> Task instructions:
Copy out all lines that carry the word "arch".

> Material provided:
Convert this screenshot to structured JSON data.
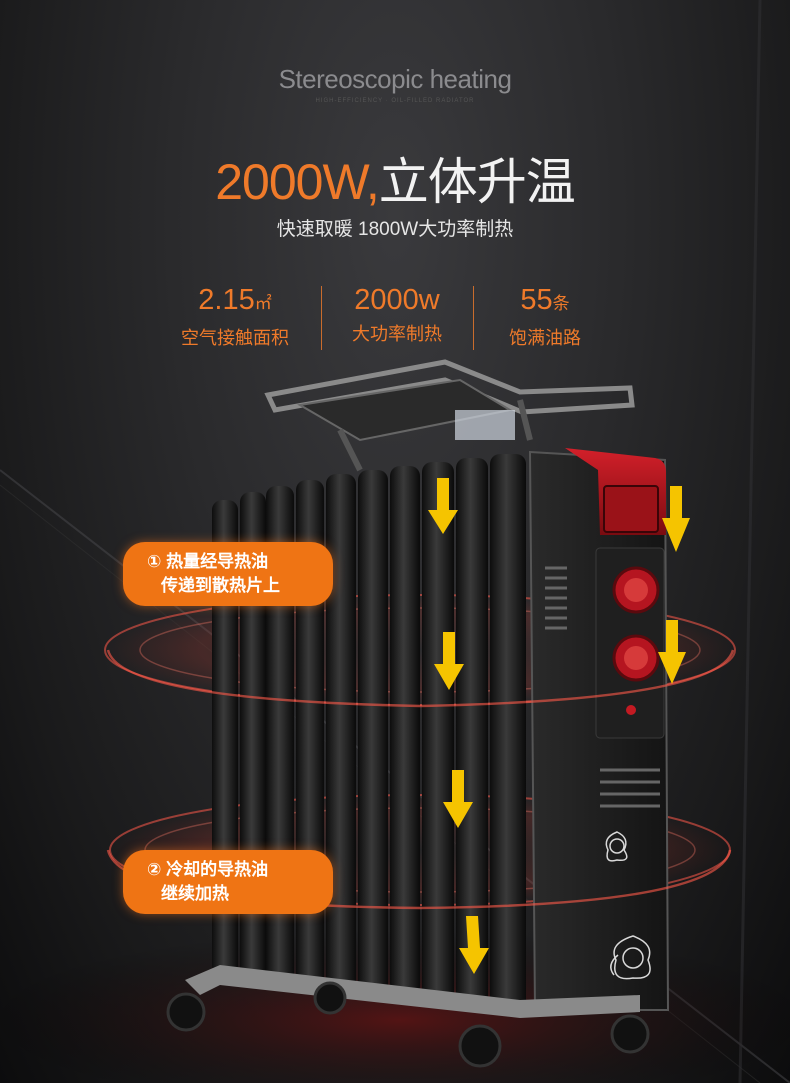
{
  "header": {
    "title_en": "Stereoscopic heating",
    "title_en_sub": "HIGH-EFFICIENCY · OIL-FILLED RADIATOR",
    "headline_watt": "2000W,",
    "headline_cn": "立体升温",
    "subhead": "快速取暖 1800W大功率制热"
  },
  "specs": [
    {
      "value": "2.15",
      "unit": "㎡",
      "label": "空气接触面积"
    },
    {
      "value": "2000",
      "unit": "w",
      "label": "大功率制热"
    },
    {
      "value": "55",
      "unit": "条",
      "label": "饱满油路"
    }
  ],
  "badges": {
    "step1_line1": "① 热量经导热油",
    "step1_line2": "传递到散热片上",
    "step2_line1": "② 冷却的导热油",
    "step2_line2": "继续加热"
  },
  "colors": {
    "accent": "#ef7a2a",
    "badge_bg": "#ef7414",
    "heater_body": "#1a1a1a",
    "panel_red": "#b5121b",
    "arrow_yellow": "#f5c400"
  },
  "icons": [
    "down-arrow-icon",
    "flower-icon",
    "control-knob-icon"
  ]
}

...

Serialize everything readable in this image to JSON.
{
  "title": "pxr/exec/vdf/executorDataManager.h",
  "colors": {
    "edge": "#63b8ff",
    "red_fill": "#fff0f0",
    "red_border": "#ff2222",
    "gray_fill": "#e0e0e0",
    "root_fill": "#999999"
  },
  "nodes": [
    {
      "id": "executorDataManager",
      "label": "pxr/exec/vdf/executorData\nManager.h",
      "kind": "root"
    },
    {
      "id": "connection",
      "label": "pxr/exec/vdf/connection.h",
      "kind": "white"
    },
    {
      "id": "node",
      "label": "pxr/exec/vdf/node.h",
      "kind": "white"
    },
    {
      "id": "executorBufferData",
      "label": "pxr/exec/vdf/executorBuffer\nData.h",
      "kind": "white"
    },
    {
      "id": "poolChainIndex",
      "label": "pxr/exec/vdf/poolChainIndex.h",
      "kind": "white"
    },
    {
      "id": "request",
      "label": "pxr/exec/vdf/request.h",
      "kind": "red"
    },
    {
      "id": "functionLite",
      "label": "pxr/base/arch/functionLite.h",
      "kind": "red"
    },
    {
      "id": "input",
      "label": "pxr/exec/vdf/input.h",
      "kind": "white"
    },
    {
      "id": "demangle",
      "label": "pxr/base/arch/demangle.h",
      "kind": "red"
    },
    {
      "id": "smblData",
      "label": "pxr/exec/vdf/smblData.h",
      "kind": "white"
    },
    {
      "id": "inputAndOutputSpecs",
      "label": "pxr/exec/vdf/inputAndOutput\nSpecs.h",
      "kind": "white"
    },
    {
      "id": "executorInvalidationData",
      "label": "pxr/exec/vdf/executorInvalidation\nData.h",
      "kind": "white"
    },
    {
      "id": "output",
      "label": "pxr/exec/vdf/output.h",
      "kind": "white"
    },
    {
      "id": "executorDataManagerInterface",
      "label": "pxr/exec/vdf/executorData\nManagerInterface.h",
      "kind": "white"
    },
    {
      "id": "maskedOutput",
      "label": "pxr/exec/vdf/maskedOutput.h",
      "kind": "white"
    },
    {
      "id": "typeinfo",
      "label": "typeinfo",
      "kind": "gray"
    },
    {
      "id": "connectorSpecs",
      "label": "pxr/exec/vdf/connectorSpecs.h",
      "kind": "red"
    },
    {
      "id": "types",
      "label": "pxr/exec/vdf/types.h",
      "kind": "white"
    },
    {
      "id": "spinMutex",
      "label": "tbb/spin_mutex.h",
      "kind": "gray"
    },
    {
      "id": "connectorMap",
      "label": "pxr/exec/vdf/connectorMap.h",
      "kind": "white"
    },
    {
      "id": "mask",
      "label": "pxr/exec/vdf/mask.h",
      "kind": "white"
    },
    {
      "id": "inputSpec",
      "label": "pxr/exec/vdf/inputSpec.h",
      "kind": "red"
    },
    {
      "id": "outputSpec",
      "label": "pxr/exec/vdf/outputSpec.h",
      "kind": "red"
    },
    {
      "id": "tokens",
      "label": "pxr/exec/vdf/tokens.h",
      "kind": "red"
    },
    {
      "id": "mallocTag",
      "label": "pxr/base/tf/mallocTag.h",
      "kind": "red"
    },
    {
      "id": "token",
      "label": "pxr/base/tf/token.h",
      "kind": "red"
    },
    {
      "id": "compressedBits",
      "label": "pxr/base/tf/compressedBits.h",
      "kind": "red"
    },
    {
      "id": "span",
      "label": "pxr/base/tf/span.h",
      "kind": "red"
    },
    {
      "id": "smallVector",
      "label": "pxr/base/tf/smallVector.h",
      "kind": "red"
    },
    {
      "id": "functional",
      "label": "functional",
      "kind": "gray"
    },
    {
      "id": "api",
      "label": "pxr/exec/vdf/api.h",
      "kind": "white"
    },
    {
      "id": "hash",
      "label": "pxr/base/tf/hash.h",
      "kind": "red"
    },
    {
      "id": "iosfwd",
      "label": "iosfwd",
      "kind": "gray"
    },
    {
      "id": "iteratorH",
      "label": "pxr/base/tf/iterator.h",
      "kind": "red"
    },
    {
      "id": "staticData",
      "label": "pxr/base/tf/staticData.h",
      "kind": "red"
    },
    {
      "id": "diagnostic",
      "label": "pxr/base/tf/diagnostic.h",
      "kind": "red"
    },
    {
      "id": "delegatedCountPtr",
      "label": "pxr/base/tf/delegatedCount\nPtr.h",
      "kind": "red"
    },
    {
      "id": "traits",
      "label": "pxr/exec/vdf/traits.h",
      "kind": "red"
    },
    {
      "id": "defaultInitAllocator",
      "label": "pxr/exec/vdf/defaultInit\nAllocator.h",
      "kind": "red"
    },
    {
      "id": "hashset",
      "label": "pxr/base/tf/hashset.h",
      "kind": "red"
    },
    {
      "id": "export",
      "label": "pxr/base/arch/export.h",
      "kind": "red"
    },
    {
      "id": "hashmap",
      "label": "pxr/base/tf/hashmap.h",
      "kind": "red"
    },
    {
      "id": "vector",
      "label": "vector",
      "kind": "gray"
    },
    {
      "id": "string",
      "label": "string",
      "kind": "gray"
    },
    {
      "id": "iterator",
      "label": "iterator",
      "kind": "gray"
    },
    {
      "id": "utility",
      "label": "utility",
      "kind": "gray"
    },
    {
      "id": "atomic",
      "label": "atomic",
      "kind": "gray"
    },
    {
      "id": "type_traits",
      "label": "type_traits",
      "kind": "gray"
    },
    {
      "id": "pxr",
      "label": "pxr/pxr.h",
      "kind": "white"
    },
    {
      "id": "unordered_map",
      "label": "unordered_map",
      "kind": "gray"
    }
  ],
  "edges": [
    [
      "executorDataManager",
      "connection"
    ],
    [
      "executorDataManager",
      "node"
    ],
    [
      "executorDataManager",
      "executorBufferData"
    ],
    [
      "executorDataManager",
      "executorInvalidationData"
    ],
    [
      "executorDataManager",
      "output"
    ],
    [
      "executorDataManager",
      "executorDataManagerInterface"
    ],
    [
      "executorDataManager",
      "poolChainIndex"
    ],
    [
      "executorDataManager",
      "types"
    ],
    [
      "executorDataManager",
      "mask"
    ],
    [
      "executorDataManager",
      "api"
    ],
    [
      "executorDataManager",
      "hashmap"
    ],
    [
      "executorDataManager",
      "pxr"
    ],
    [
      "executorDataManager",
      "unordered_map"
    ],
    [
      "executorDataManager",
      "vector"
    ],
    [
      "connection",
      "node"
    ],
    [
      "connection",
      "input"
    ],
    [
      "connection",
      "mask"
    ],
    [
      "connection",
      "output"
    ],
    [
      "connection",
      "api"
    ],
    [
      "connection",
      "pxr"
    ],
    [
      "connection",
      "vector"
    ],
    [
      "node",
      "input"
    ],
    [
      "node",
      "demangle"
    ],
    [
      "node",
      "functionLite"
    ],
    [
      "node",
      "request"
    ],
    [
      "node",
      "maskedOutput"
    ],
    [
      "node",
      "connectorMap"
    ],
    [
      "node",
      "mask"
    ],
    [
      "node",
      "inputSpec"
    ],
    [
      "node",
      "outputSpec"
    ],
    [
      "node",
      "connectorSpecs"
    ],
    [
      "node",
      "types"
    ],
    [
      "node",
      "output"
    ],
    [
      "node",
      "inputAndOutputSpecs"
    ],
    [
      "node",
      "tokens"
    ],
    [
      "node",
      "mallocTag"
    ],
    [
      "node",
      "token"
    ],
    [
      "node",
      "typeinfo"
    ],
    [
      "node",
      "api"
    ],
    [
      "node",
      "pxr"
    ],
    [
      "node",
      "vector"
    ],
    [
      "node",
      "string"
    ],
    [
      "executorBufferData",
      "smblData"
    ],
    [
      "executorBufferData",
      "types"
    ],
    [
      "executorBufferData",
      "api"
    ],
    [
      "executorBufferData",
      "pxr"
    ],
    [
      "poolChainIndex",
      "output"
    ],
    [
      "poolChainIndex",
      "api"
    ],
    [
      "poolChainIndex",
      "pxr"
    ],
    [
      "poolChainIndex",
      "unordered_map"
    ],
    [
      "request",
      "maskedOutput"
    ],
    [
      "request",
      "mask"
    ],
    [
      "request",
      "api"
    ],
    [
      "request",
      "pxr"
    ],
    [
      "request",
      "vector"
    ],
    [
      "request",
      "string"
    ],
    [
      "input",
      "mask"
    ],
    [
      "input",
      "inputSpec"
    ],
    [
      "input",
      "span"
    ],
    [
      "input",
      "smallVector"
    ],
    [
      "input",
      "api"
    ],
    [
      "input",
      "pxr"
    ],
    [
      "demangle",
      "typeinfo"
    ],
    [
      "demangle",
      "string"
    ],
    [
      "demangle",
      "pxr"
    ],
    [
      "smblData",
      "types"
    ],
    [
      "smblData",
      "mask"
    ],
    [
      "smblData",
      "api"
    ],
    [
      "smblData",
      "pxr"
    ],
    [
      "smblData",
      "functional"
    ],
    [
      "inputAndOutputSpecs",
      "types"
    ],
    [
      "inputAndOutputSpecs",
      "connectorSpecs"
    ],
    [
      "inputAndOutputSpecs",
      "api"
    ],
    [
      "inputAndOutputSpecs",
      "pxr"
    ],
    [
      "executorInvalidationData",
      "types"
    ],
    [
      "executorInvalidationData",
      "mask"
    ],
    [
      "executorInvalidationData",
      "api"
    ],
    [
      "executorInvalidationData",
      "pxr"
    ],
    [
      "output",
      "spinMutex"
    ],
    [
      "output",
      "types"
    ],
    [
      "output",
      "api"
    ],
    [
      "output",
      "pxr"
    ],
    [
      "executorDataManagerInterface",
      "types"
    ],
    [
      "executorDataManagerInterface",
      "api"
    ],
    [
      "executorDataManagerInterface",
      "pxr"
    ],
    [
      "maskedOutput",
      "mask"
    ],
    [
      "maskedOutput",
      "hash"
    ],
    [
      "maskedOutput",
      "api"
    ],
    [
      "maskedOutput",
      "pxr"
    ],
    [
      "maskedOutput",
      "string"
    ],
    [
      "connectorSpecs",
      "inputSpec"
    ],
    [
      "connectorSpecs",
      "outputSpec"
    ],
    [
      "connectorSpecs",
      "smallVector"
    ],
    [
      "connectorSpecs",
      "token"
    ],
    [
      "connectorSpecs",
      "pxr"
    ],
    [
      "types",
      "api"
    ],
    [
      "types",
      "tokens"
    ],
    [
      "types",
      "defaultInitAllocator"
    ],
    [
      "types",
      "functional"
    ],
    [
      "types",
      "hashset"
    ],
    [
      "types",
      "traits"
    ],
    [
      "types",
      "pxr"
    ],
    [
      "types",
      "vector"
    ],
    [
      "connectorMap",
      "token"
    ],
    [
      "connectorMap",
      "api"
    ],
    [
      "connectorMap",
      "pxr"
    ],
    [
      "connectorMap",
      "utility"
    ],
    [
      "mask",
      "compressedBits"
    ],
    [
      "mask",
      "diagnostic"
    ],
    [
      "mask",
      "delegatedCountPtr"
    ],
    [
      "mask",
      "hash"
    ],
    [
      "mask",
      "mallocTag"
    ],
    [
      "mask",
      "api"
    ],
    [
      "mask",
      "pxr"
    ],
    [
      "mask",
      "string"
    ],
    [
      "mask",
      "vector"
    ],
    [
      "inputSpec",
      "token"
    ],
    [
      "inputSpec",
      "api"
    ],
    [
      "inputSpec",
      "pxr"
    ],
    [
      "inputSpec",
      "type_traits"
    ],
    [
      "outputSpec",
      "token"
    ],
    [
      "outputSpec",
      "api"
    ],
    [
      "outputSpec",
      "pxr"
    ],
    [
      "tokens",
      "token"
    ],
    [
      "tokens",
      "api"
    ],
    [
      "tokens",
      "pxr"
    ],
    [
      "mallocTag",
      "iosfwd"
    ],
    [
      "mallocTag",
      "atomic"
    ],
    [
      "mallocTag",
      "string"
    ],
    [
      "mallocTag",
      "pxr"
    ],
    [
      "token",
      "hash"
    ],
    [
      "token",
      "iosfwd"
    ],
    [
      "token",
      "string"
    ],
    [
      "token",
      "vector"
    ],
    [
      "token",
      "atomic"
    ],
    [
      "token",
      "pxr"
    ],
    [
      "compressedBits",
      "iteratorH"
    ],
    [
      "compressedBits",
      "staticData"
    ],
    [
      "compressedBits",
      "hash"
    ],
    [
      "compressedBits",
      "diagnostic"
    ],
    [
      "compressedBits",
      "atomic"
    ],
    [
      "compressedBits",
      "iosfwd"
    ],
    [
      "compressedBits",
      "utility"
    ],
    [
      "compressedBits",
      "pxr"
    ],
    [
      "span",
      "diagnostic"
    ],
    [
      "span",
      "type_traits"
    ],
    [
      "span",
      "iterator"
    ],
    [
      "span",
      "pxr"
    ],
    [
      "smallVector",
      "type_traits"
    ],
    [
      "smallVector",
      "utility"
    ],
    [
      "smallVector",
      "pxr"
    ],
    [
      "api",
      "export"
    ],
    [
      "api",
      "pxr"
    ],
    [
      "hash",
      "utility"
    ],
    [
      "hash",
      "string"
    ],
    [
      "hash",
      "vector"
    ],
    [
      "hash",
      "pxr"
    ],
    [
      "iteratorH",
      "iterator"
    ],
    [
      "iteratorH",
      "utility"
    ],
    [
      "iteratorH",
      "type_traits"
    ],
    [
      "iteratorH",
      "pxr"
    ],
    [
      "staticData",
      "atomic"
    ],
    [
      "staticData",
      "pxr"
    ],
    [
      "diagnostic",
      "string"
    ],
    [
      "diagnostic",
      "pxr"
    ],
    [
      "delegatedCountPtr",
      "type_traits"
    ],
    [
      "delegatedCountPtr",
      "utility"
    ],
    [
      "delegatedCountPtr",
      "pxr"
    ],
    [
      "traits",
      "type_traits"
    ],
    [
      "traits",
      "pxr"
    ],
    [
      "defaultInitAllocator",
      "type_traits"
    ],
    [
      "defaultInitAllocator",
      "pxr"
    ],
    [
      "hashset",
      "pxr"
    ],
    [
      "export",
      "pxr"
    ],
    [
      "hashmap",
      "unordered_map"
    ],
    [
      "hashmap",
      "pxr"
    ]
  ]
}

> Exercise output:
      "label": "pxr/base/arch/functionLite.h",
      "label": "pxr/base/arch/demangle.h",
      "label": "pxr/base/arch/export.h",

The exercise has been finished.